**EXERCISE INPUTS:**
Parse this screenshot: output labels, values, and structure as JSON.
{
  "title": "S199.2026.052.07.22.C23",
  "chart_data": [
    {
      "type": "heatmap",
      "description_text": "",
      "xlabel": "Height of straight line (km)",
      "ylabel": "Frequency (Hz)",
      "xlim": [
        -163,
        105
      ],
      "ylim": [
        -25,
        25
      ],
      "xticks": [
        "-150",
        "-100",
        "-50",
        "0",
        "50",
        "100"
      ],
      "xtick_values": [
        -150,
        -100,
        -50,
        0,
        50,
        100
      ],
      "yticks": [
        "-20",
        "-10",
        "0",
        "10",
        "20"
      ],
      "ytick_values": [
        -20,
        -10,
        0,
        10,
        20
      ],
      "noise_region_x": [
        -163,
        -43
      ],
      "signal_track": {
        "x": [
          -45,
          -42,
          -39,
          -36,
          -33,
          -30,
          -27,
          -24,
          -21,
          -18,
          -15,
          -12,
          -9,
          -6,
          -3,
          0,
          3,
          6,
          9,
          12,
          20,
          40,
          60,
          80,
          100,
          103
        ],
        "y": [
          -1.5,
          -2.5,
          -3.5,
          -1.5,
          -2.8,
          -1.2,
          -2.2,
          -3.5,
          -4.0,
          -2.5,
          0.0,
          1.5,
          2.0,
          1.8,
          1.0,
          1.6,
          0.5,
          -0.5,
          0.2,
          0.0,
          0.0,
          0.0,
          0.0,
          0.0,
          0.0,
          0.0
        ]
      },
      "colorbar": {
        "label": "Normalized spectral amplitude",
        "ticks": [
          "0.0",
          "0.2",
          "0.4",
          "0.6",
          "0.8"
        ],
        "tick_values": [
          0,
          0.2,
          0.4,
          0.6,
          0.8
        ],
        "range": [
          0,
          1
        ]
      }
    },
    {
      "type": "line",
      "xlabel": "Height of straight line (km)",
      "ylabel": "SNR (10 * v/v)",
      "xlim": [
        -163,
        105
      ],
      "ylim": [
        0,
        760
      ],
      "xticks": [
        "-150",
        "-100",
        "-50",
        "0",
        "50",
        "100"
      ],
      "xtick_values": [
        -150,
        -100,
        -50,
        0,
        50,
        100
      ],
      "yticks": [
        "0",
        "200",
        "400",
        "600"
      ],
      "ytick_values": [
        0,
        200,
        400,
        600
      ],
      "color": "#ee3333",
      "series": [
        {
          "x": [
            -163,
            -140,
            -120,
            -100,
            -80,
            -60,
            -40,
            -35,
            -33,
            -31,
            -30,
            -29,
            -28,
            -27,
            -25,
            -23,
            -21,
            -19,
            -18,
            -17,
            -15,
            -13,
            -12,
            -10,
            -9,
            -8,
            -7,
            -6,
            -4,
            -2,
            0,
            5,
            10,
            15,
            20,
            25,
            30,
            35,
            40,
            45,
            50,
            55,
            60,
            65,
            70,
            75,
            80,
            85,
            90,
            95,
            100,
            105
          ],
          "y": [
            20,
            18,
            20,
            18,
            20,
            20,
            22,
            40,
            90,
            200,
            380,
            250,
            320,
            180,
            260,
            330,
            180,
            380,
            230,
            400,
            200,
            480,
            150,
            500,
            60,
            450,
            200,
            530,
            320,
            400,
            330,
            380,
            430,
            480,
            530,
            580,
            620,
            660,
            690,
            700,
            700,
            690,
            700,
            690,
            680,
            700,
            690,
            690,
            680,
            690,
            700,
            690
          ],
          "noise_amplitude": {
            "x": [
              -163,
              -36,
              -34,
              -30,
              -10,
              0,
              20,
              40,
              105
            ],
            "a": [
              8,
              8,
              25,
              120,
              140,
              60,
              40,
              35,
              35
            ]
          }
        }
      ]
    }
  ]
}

**THE EXERCISE:**
Would you reproduce all the entries exactly?

**WRITTEN SOLUTION:**
Parse this screenshot: output labels, values, and structure as JSON.
{
  "title": "S199.2026.052.07.22.C23",
  "chart_data": [
    {
      "type": "heatmap",
      "description_text": "",
      "xlabel": "Height of straight line (km)",
      "ylabel": "Frequency (Hz)",
      "xlim": [
        -163,
        105
      ],
      "ylim": [
        -25,
        25
      ],
      "xticks": [
        "-150",
        "-100",
        "-50",
        "0",
        "50",
        "100"
      ],
      "xtick_values": [
        -150,
        -100,
        -50,
        0,
        50,
        100
      ],
      "yticks": [
        "-20",
        "-10",
        "0",
        "10",
        "20"
      ],
      "ytick_values": [
        -20,
        -10,
        0,
        10,
        20
      ],
      "noise_region_x": [
        -163,
        -43
      ],
      "signal_track": {
        "x": [
          -45,
          -42,
          -39,
          -36,
          -33,
          -30,
          -27,
          -24,
          -21,
          -18,
          -15,
          -12,
          -9,
          -6,
          -3,
          0,
          3,
          6,
          9,
          12,
          20,
          40,
          60,
          80,
          100,
          103
        ],
        "y": [
          -1.5,
          -2.5,
          -3.5,
          -1.5,
          -2.8,
          -1.2,
          -2.2,
          -3.5,
          -4.0,
          -2.5,
          0.0,
          1.5,
          2.0,
          1.8,
          1.0,
          1.6,
          0.5,
          -0.5,
          0.2,
          0.0,
          0.0,
          0.0,
          0.0,
          0.0,
          0.0,
          0.0
        ]
      },
      "colorbar": {
        "label": "Normalized spectral amplitude",
        "ticks": [
          "0.0",
          "0.2",
          "0.4",
          "0.6",
          "0.8"
        ],
        "tick_values": [
          0,
          0.2,
          0.4,
          0.6,
          0.8
        ],
        "range": [
          0,
          1
        ]
      }
    },
    {
      "type": "line",
      "xlabel": "Height of straight line (km)",
      "ylabel": "SNR (10 * v/v)",
      "xlim": [
        -163,
        105
      ],
      "ylim": [
        0,
        760
      ],
      "xticks": [
        "-150",
        "-100",
        "-50",
        "0",
        "50",
        "100"
      ],
      "xtick_values": [
        -150,
        -100,
        -50,
        0,
        50,
        100
      ],
      "yticks": [
        "0",
        "200",
        "400",
        "600"
      ],
      "ytick_values": [
        0,
        200,
        400,
        600
      ],
      "color": "#ee3333",
      "series": [
        {
          "x": [
            -163,
            -140,
            -120,
            -100,
            -80,
            -60,
            -40,
            -35,
            -33,
            -31,
            -30,
            -29,
            -28,
            -27,
            -25,
            -23,
            -21,
            -19,
            -18,
            -17,
            -15,
            -13,
            -12,
            -10,
            -9,
            -8,
            -7,
            -6,
            -4,
            -2,
            0,
            5,
            10,
            15,
            20,
            25,
            30,
            35,
            40,
            45,
            50,
            55,
            60,
            65,
            70,
            75,
            80,
            85,
            90,
            95,
            100,
            105
          ],
          "y": [
            20,
            18,
            20,
            18,
            20,
            20,
            22,
            40,
            90,
            200,
            380,
            250,
            320,
            180,
            260,
            330,
            180,
            380,
            230,
            400,
            200,
            480,
            150,
            500,
            60,
            450,
            200,
            530,
            320,
            400,
            330,
            380,
            430,
            480,
            530,
            580,
            620,
            660,
            690,
            700,
            700,
            690,
            700,
            690,
            680,
            700,
            690,
            690,
            680,
            690,
            700,
            690
          ],
          "noise_amplitude": {
            "x": [
              -163,
              -36,
              -34,
              -30,
              -10,
              0,
              20,
              40,
              105
            ],
            "a": [
              8,
              8,
              25,
              120,
              140,
              60,
              40,
              35,
              35
            ]
          }
        }
      ]
    }
  ]
}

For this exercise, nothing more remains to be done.